-- begin Material for the task --

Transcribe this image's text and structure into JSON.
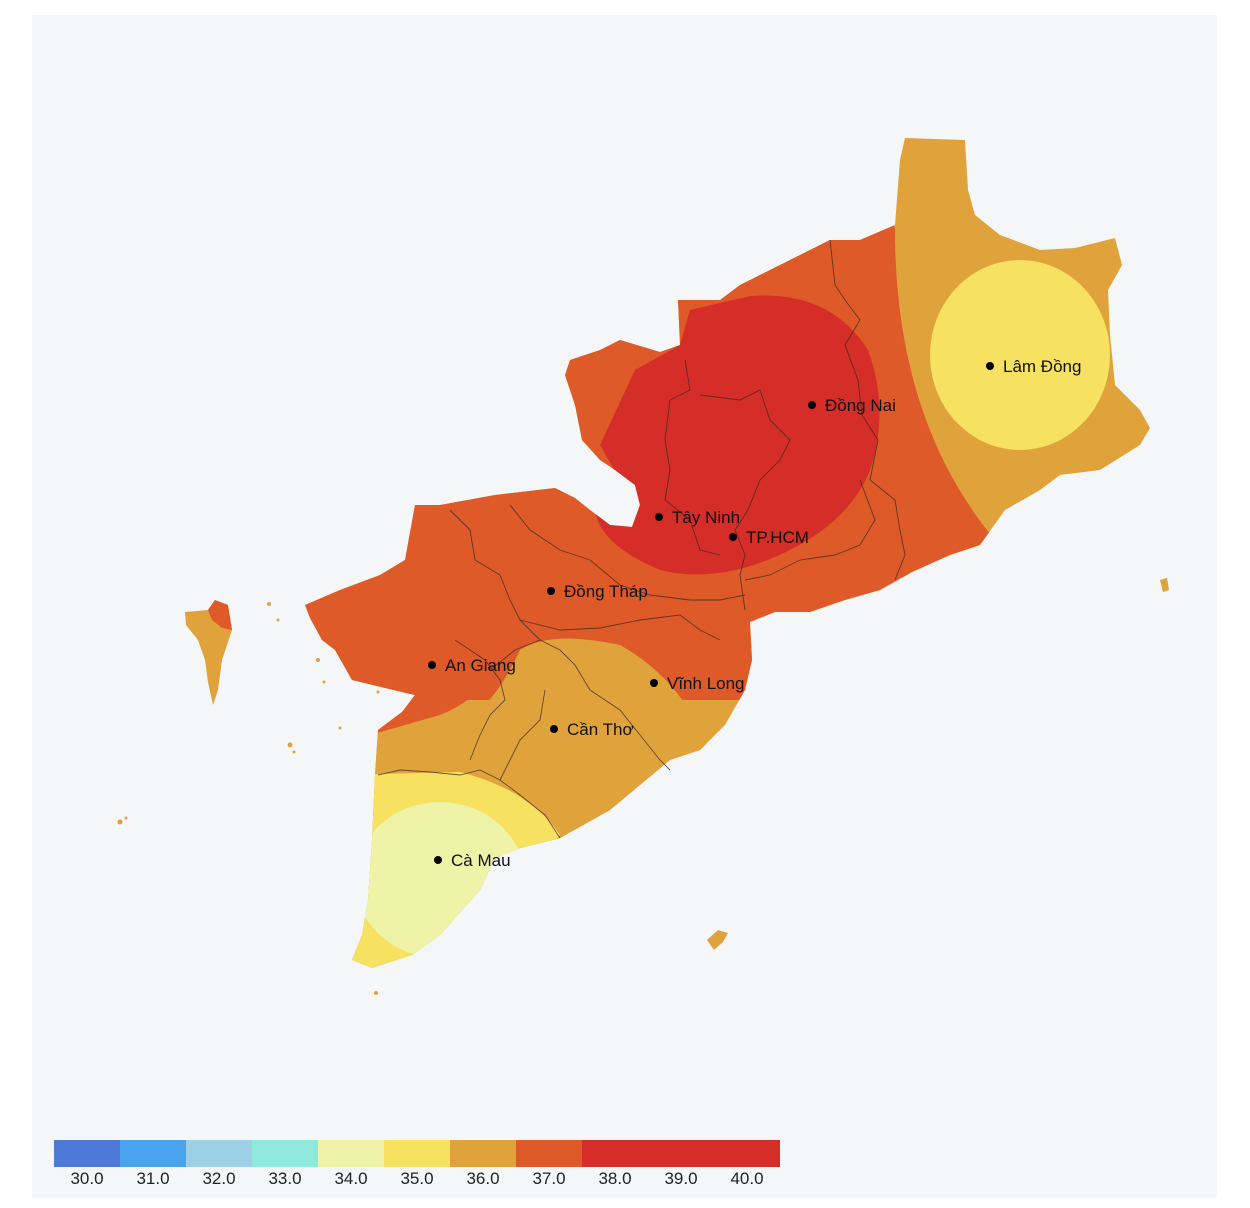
{
  "map": {
    "cities": [
      {
        "id": "lam-dong",
        "name": "Lâm Đồng"
      },
      {
        "id": "dong-nai",
        "name": "Đồng Nai"
      },
      {
        "id": "tay-ninh",
        "name": "Tây Ninh"
      },
      {
        "id": "tphcm",
        "name": "TP.HCM"
      },
      {
        "id": "dong-thap",
        "name": "Đồng Tháp"
      },
      {
        "id": "an-giang",
        "name": "An Giang"
      },
      {
        "id": "vinh-long",
        "name": "Vĩnh Long"
      },
      {
        "id": "can-tho",
        "name": "Cần Thơ"
      },
      {
        "id": "ca-mau",
        "name": "Cà Mau"
      }
    ]
  },
  "legend": {
    "colors": [
      "#4f79d9",
      "#4aa3ef",
      "#9dd0e6",
      "#8ee8dc",
      "#eef3a8",
      "#f7e161",
      "#e0a33b",
      "#de5a29",
      "#d52d27",
      "#d52d27",
      "#d52d27"
    ],
    "ticks": [
      "30.0",
      "31.0",
      "32.0",
      "33.0",
      "34.0",
      "35.0",
      "36.0",
      "37.0",
      "38.0",
      "39.0",
      "40.0"
    ]
  },
  "colors": {
    "c34": "#eef3a8",
    "c35": "#f7e161",
    "c36": "#e0a33b",
    "c37": "#de5a29",
    "c38": "#d52d27",
    "background": "#f4f6f8"
  }
}
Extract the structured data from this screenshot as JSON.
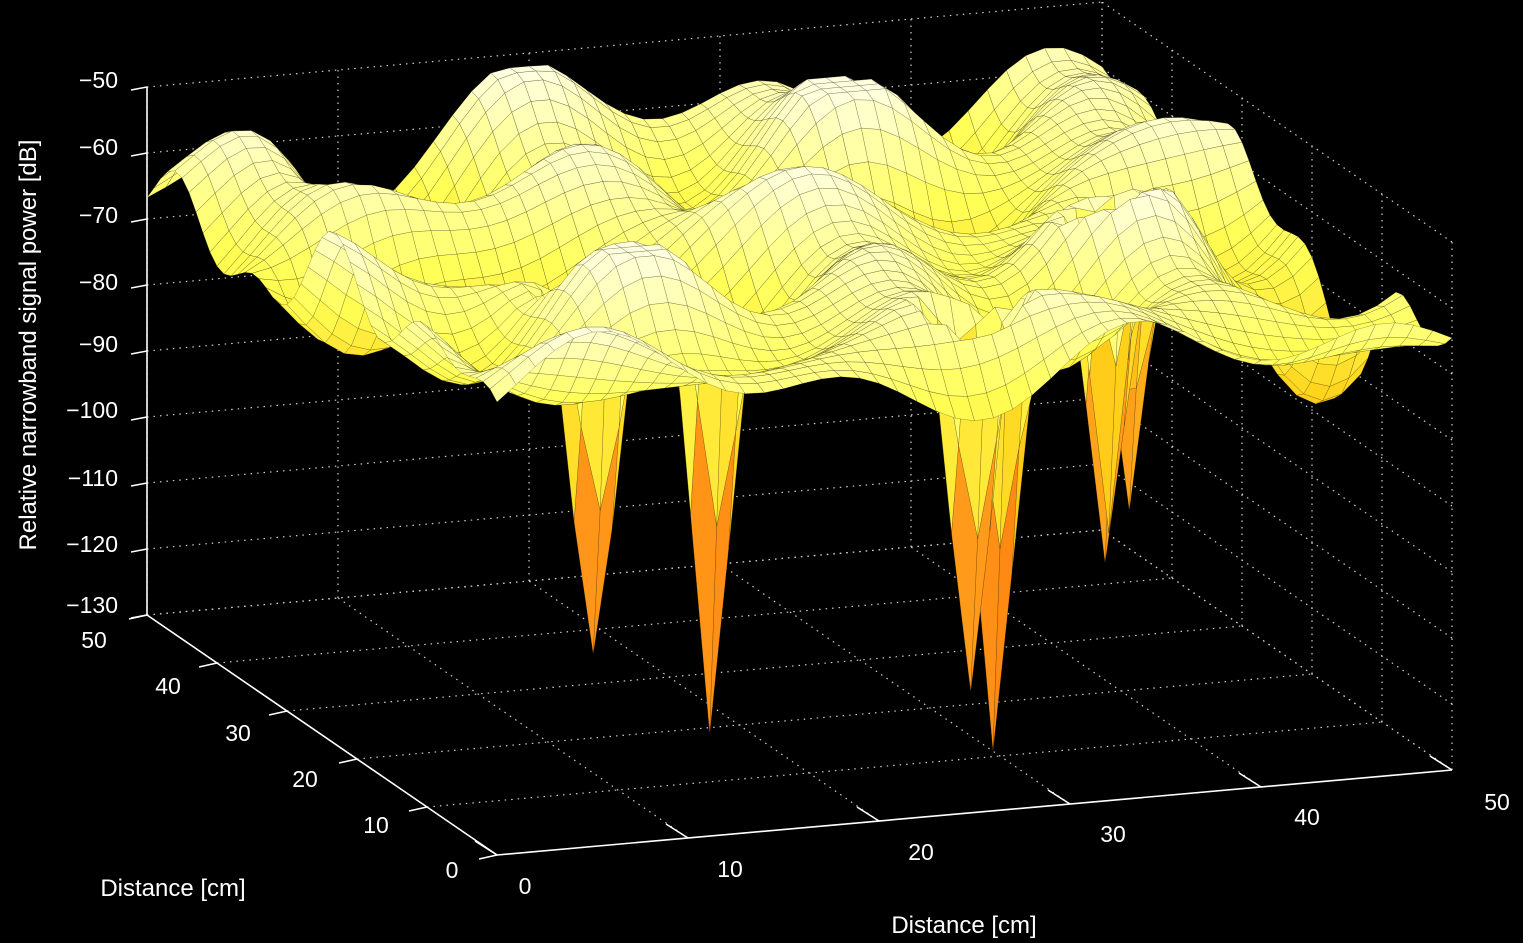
{
  "chart_data": {
    "type": "surface",
    "title": "",
    "xlabel": "Distance [cm]",
    "ylabel": "Distance [cm]",
    "zlabel": "Relative narrowband signal power [dB]",
    "x_ticks": [
      "0",
      "10",
      "20",
      "30",
      "40",
      "50"
    ],
    "y_ticks": [
      "0",
      "10",
      "20",
      "30",
      "40",
      "50"
    ],
    "z_ticks": [
      "−50",
      "−60",
      "−70",
      "−80",
      "−90",
      "−100",
      "−110",
      "−120",
      "−130"
    ],
    "xlim": [
      0,
      50
    ],
    "ylim": [
      0,
      50
    ],
    "zlim": [
      -130,
      -50
    ],
    "grid": true,
    "background_color": "#000000",
    "axis_color": "#ffffff",
    "colormap": [
      "#ff5a00",
      "#ff9a1a",
      "#ffd21a",
      "#ffff55",
      "#ffffe0"
    ],
    "surface_peak_db": -55,
    "surface_floor_db": -75,
    "notable_deep_nulls_db": [
      -122,
      -126,
      -130,
      -128,
      -118,
      -110
    ]
  }
}
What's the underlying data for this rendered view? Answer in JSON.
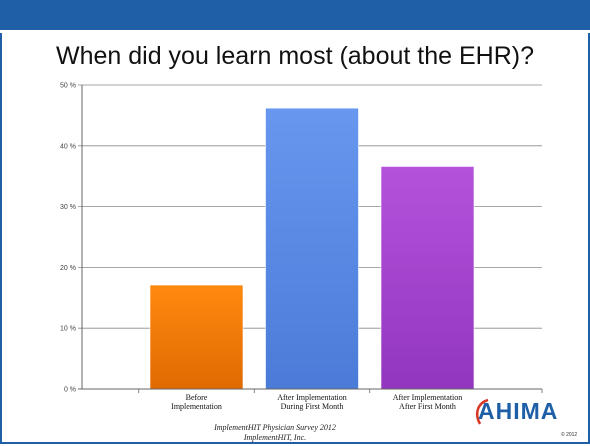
{
  "slide": {
    "title": "When did you learn most (about the EHR)?",
    "credit_line1": "ImplementHIT Physician Survey 2012",
    "credit_line2": "ImplementHIT, Inc.",
    "logo_text": "AHIMA",
    "copyright": "© 2012"
  },
  "colors": {
    "header_bar": "#1f5fa8",
    "bar_orange": "#f07a05",
    "bar_blue": "#5a8be4",
    "bar_purple": "#a444cf"
  },
  "chart_data": {
    "type": "bar",
    "title": "",
    "xlabel": "",
    "ylabel": "",
    "ylim": [
      0,
      50
    ],
    "yticks": [
      0,
      10,
      20,
      30,
      40,
      50
    ],
    "ytick_labels": [
      "0 %",
      "10 %",
      "20 %",
      "30 %",
      "40 %",
      "50 %"
    ],
    "grid": true,
    "categories": [
      [
        "Before",
        "Implementation"
      ],
      [
        "After Implementation",
        "During First Month"
      ],
      [
        "After Implementation",
        "After First Month"
      ]
    ],
    "values": [
      17.1,
      46.2,
      36.6
    ],
    "bar_colors": [
      "#f07a05",
      "#5a8be4",
      "#a444cf"
    ]
  }
}
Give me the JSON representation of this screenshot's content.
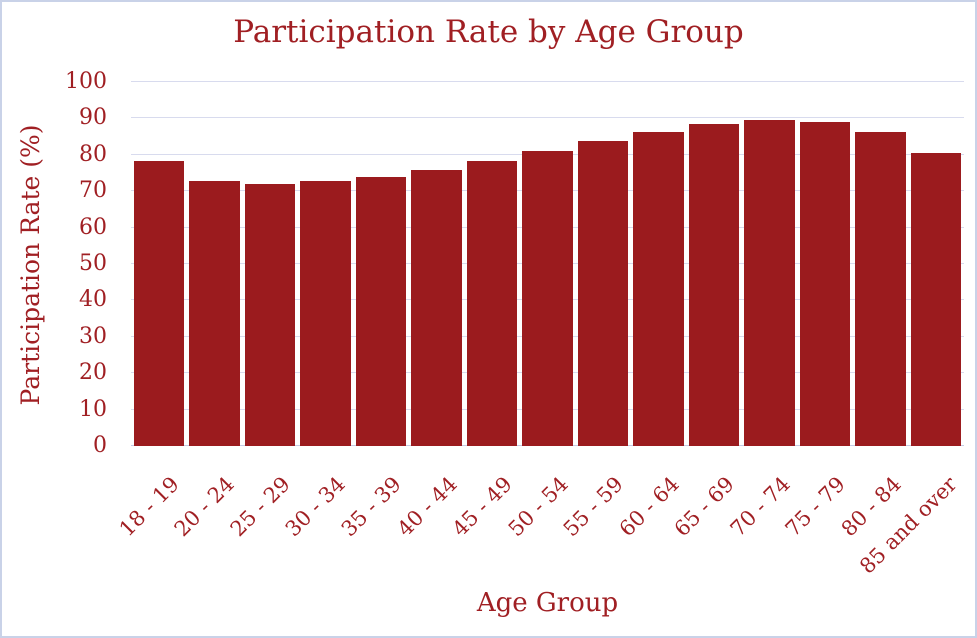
{
  "chart_data": {
    "type": "bar",
    "title": "Participation Rate by Age Group",
    "xlabel": "Age Group",
    "ylabel": "Participation Rate (%)",
    "categories": [
      "18 - 19",
      "20 - 24",
      "25 - 29",
      "30 - 34",
      "35 - 39",
      "40 - 44",
      "45 - 49",
      "50 - 54",
      "55 - 59",
      "60 - 64",
      "65 - 69",
      "70 - 74",
      "75 - 79",
      "80 - 84",
      "85 and over"
    ],
    "values": [
      78.2,
      72.7,
      72.1,
      72.8,
      73.9,
      75.7,
      78.4,
      81.0,
      83.8,
      86.4,
      88.6,
      89.7,
      88.9,
      86.4,
      80.5
    ],
    "ylim": [
      0,
      100
    ],
    "yticks": [
      0,
      10,
      20,
      30,
      40,
      50,
      60,
      70,
      80,
      90,
      100
    ],
    "grid": true,
    "legend": false,
    "colors": {
      "bar": "#9b1b1e",
      "text": "#a01f23",
      "gridline": "#d8dbee",
      "axis_line": "#c6cce4",
      "frame_border": "#c9d2e8",
      "background": "#ffffff"
    }
  }
}
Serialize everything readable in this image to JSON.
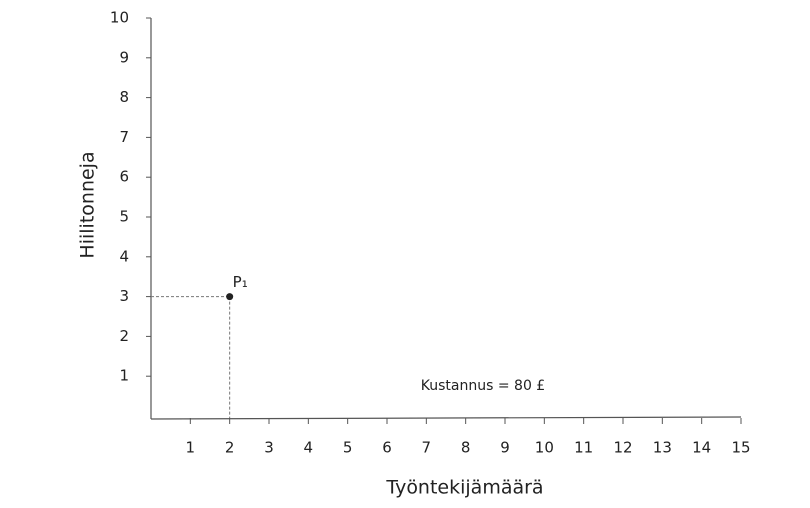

-- end Material for the task --

> **Instructions to follow**: Could you reproduce every record above exactly, leaving out the pictures?

> **The output**:
Transcribe this image's text and structure into JSON.
{
  "map": {
    "cities": [
      {
        "id": "lam-dong",
        "name": "Lâm Đồng"
      },
      {
        "id": "dong-nai",
        "name": "Đồng Nai"
      },
      {
        "id": "tay-ninh",
        "name": "Tây Ninh"
      },
      {
        "id": "tphcm",
        "name": "TP.HCM"
      },
      {
        "id": "dong-thap",
        "name": "Đồng Tháp"
      },
      {
        "id": "an-giang",
        "name": "An Giang"
      },
      {
        "id": "vinh-long",
        "name": "Vĩnh Long"
      },
      {
        "id": "can-tho",
        "name": "Cần Thơ"
      },
      {
        "id": "ca-mau",
        "name": "Cà Mau"
      }
    ]
  },
  "legend": {
    "colors": [
      "#4f79d9",
      "#4aa3ef",
      "#9dd0e6",
      "#8ee8dc",
      "#eef3a8",
      "#f7e161",
      "#e0a33b",
      "#de5a29",
      "#d52d27",
      "#d52d27",
      "#d52d27"
    ],
    "ticks": [
      "30.0",
      "31.0",
      "32.0",
      "33.0",
      "34.0",
      "35.0",
      "36.0",
      "37.0",
      "38.0",
      "39.0",
      "40.0"
    ]
  },
  "colors": {
    "c34": "#eef3a8",
    "c35": "#f7e161",
    "c36": "#e0a33b",
    "c37": "#de5a29",
    "c38": "#d52d27",
    "background": "#f4f6f8"
  }
}
Extract the structured data from this screenshot as JSON.
{
  "chart_data": {
    "type": "surface",
    "title": "",
    "xlabel": "Distance [cm]",
    "ylabel": "Distance [cm]",
    "zlabel": "Relative narrowband signal power [dB]",
    "x_ticks": [
      "0",
      "10",
      "20",
      "30",
      "40",
      "50"
    ],
    "y_ticks": [
      "0",
      "10",
      "20",
      "30",
      "40",
      "50"
    ],
    "z_ticks": [
      "−50",
      "−60",
      "−70",
      "−80",
      "−90",
      "−100",
      "−110",
      "−120",
      "−130"
    ],
    "xlim": [
      0,
      50
    ],
    "ylim": [
      0,
      50
    ],
    "zlim": [
      -130,
      -50
    ],
    "grid": true,
    "background_color": "#000000",
    "axis_color": "#ffffff",
    "colormap": [
      "#ff5a00",
      "#ff9a1a",
      "#ffd21a",
      "#ffff55",
      "#ffffe0"
    ],
    "surface_peak_db": -55,
    "surface_floor_db": -75,
    "notable_deep_nulls_db": [
      -122,
      -126,
      -130,
      -128,
      -118,
      -110
    ]
  }
}
What's the underlying data for this rendered view? Answer in JSON.
{
  "slide": {
    "title": "When did you learn most (about the EHR)?",
    "credit_line1": "ImplementHIT Physician Survey 2012",
    "credit_line2": "ImplementHIT, Inc.",
    "logo_text": "AHIMA",
    "copyright": "© 2012"
  },
  "colors": {
    "header_bar": "#1f5fa8",
    "bar_orange": "#f07a05",
    "bar_blue": "#5a8be4",
    "bar_purple": "#a444cf"
  },
  "chart_data": {
    "type": "bar",
    "title": "",
    "xlabel": "",
    "ylabel": "",
    "ylim": [
      0,
      50
    ],
    "yticks": [
      0,
      10,
      20,
      30,
      40,
      50
    ],
    "ytick_labels": [
      "0 %",
      "10 %",
      "20 %",
      "30 %",
      "40 %",
      "50 %"
    ],
    "grid": true,
    "categories": [
      [
        "Before",
        "Implementation"
      ],
      [
        "After Implementation",
        "During First Month"
      ],
      [
        "After Implementation",
        "After First Month"
      ]
    ],
    "values": [
      17.1,
      46.2,
      36.6
    ],
    "bar_colors": [
      "#f07a05",
      "#5a8be4",
      "#a444cf"
    ]
  }
}
Give me the JSON representation of this screenshot's content.
{
  "chart_data": {
    "type": "bar",
    "title": "Participation Rate by Age Group",
    "xlabel": "Age Group",
    "ylabel": "Participation Rate (%)",
    "categories": [
      "18 - 19",
      "20 - 24",
      "25 - 29",
      "30 - 34",
      "35 - 39",
      "40 - 44",
      "45 - 49",
      "50 - 54",
      "55 - 59",
      "60 - 64",
      "65 - 69",
      "70 - 74",
      "75 - 79",
      "80 - 84",
      "85 and over"
    ],
    "values": [
      78.2,
      72.7,
      72.1,
      72.8,
      73.9,
      75.7,
      78.4,
      81.0,
      83.8,
      86.4,
      88.6,
      89.7,
      88.9,
      86.4,
      80.5
    ],
    "ylim": [
      0,
      100
    ],
    "yticks": [
      0,
      10,
      20,
      30,
      40,
      50,
      60,
      70,
      80,
      90,
      100
    ],
    "grid": true,
    "legend": false,
    "colors": {
      "bar": "#9b1b1e",
      "text": "#a01f23",
      "gridline": "#d8dbee",
      "axis_line": "#c6cce4",
      "frame_border": "#c9d2e8",
      "background": "#ffffff"
    }
  }
}
Serialize everything readable in this image to JSON.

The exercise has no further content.